| AIM OF THE TASK |
Your task is to output the entries below word for word.
-- Begin SUPPLIED RECORDS --
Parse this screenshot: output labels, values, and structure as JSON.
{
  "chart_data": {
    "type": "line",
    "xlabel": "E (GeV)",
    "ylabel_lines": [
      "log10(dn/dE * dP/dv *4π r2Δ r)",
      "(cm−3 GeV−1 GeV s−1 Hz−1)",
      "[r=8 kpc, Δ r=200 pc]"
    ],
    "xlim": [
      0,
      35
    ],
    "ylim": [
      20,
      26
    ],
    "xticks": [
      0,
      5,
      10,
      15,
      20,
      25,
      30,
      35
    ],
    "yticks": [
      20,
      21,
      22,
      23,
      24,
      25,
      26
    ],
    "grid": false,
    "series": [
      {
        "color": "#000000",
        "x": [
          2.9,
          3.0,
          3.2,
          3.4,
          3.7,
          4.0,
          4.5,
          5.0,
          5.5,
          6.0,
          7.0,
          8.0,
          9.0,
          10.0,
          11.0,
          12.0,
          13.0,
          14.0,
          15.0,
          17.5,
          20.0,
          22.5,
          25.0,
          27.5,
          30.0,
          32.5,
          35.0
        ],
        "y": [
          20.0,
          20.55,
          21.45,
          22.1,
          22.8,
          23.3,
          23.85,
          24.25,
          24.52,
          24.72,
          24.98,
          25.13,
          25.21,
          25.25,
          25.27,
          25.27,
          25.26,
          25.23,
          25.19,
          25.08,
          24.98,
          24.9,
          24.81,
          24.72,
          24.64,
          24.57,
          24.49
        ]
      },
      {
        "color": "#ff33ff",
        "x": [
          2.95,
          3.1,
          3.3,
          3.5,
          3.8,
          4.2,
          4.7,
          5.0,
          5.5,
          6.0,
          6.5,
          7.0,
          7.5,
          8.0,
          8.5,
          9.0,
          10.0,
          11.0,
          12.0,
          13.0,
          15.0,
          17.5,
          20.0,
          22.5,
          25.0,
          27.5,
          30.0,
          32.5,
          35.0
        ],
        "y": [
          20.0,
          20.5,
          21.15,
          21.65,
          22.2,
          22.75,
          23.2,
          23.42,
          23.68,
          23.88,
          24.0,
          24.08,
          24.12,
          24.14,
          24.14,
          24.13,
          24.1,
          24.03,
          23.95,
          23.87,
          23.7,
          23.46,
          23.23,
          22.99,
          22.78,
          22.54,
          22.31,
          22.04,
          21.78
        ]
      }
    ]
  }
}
-- End SUPPLIED RECORDS --
| CORRECT RESPONSE |
Parse this screenshot: output labels, values, and structure as JSON.
{
  "chart_data": {
    "type": "line",
    "xlabel": "E (GeV)",
    "ylabel_lines": [
      "log10(dn/dE * dP/dv *4π r2Δ r)",
      "(cm−3 GeV−1 GeV s−1 Hz−1)",
      "[r=8 kpc, Δ r=200 pc]"
    ],
    "xlim": [
      0,
      35
    ],
    "ylim": [
      20,
      26
    ],
    "xticks": [
      0,
      5,
      10,
      15,
      20,
      25,
      30,
      35
    ],
    "yticks": [
      20,
      21,
      22,
      23,
      24,
      25,
      26
    ],
    "grid": false,
    "series": [
      {
        "color": "#000000",
        "x": [
          2.9,
          3.0,
          3.2,
          3.4,
          3.7,
          4.0,
          4.5,
          5.0,
          5.5,
          6.0,
          7.0,
          8.0,
          9.0,
          10.0,
          11.0,
          12.0,
          13.0,
          14.0,
          15.0,
          17.5,
          20.0,
          22.5,
          25.0,
          27.5,
          30.0,
          32.5,
          35.0
        ],
        "y": [
          20.0,
          20.55,
          21.45,
          22.1,
          22.8,
          23.3,
          23.85,
          24.25,
          24.52,
          24.72,
          24.98,
          25.13,
          25.21,
          25.25,
          25.27,
          25.27,
          25.26,
          25.23,
          25.19,
          25.08,
          24.98,
          24.9,
          24.81,
          24.72,
          24.64,
          24.57,
          24.49
        ]
      },
      {
        "color": "#ff33ff",
        "x": [
          2.95,
          3.1,
          3.3,
          3.5,
          3.8,
          4.2,
          4.7,
          5.0,
          5.5,
          6.0,
          6.5,
          7.0,
          7.5,
          8.0,
          8.5,
          9.0,
          10.0,
          11.0,
          12.0,
          13.0,
          15.0,
          17.5,
          20.0,
          22.5,
          25.0,
          27.5,
          30.0,
          32.5,
          35.0
        ],
        "y": [
          20.0,
          20.5,
          21.15,
          21.65,
          22.2,
          22.75,
          23.2,
          23.42,
          23.68,
          23.88,
          24.0,
          24.08,
          24.12,
          24.14,
          24.14,
          24.13,
          24.1,
          24.03,
          23.95,
          23.87,
          23.7,
          23.46,
          23.23,
          22.99,
          22.78,
          22.54,
          22.31,
          22.04,
          21.78
        ]
      }
    ]
  }
}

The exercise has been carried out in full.